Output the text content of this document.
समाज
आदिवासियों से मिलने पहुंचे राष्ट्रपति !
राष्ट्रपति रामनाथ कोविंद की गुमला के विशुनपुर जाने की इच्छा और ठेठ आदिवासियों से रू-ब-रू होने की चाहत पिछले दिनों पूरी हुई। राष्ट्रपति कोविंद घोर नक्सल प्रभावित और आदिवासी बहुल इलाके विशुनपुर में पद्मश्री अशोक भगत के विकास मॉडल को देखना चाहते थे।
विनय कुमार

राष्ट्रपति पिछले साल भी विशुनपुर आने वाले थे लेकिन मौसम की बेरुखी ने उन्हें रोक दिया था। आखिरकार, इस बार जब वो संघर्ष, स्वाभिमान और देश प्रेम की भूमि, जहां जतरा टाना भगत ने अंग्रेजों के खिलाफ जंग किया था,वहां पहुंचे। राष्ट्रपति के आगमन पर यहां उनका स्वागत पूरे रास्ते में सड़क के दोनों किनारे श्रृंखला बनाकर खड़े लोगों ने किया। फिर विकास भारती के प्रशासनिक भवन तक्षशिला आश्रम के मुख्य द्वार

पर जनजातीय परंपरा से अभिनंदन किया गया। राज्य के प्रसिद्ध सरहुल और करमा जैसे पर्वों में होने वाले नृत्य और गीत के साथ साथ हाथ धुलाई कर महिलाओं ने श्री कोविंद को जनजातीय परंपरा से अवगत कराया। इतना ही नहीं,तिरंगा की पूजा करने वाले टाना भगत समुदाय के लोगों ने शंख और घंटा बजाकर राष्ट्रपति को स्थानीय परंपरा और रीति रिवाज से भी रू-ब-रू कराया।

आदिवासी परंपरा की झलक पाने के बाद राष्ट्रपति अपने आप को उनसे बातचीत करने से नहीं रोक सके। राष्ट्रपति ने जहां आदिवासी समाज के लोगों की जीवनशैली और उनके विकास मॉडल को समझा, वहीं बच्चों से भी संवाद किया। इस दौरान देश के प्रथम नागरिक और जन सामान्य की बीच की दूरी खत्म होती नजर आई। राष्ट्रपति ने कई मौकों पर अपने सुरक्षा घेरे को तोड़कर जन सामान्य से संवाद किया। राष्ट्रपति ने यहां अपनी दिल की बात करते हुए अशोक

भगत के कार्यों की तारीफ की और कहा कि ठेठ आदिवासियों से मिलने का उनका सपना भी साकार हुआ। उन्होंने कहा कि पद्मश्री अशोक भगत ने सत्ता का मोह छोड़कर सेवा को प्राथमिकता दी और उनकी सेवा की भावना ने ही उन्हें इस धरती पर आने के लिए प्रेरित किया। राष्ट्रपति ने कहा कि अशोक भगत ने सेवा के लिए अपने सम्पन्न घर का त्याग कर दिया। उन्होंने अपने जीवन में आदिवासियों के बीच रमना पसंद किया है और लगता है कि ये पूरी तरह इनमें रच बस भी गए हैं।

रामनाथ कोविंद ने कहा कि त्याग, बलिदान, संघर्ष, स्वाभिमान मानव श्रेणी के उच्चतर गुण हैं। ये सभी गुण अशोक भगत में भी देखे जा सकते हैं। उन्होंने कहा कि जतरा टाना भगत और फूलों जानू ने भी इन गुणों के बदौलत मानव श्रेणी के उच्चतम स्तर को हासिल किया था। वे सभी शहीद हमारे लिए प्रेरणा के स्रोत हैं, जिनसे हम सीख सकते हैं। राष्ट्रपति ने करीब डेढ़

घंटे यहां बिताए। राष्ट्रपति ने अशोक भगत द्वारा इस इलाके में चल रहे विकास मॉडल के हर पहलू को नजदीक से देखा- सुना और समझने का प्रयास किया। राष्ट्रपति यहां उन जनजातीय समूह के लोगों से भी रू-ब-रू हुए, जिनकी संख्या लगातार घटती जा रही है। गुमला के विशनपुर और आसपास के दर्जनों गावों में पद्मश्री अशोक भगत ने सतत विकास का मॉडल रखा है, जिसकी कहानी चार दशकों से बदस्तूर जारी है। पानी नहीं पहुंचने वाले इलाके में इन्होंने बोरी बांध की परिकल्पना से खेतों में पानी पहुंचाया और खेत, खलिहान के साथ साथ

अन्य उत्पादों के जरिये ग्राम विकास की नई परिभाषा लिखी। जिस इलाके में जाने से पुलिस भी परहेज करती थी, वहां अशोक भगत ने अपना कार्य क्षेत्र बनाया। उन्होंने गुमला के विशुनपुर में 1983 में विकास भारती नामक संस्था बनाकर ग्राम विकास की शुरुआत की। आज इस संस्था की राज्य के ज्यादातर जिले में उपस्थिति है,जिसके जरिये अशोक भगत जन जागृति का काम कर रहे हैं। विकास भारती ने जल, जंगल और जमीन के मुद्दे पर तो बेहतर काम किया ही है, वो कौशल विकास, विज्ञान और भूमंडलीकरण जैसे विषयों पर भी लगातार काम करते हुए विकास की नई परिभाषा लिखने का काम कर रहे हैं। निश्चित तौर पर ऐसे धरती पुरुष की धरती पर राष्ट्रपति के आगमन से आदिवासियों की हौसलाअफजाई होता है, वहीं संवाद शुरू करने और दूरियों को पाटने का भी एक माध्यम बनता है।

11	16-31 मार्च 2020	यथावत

WHAT YOU WILL DO:
Find the string "आगमन" in the listing and return every line that holds it.

FINAL RESULT:
राष्ट्रपति पिछले साल भी विशुनपुर आने वाले थे लेकिन मौसम की बेरुखी ने उन्हें रोक दिया था। आखिरकार, इस बार जब वो संघर्ष, स्वाभिमान और देश प्रेम की भूमि, जहां जतरा टाना भगत ने अंग्रेजों के खिलाफ जंग किया था,वहां पहुंचे। राष्ट्रपति के आगमन पर यहां उनका स्वागत पूरे रास्ते में सड़क के दोनों किनारे श्रृंखला बनाकर खड़े लोगों ने किया। फिर विकास भारती के प्रशासनिक भवन तक्षशिला आश्रम के मुख्य द्वार
अन्य उत्पादों के जरिये ग्राम विकास की नई परिभाषा लिखी। जिस इलाके में जाने से पुलिस भी परहेज करती थी, वहां अशोक भगत ने अपना कार्य क्षेत्र बनाया। उन्होंने गुमला के विशुनपुर में 1983 में विकास भारती नामक संस्था बनाकर ग्राम विकास की शुरुआत की। आज इस संस्था की राज्य के ज्यादातर जिले में उपस्थिति है,जिसके जरिये अशोक भगत जन जागृति का काम कर रहे हैं। विकास भारती ने जल, जंगल और जमीन के मुद्दे पर तो बेहतर काम किया ही है, वो कौशल विकास, विज्ञान और भूमंडलीकरण जैसे विषयों पर भी लगातार काम करते हुए विकास की नई परिभाषा लिखने का काम कर रहे हैं। निश्चित तौर पर ऐसे धरती पुरुष की धरती पर राष्ट्रपति के आगमन से आदिवासियों की हौसलाअफजाई होता है, वहीं संवाद शुरू करने और दूरियों को पाटने का भी एक माध्यम बनता है।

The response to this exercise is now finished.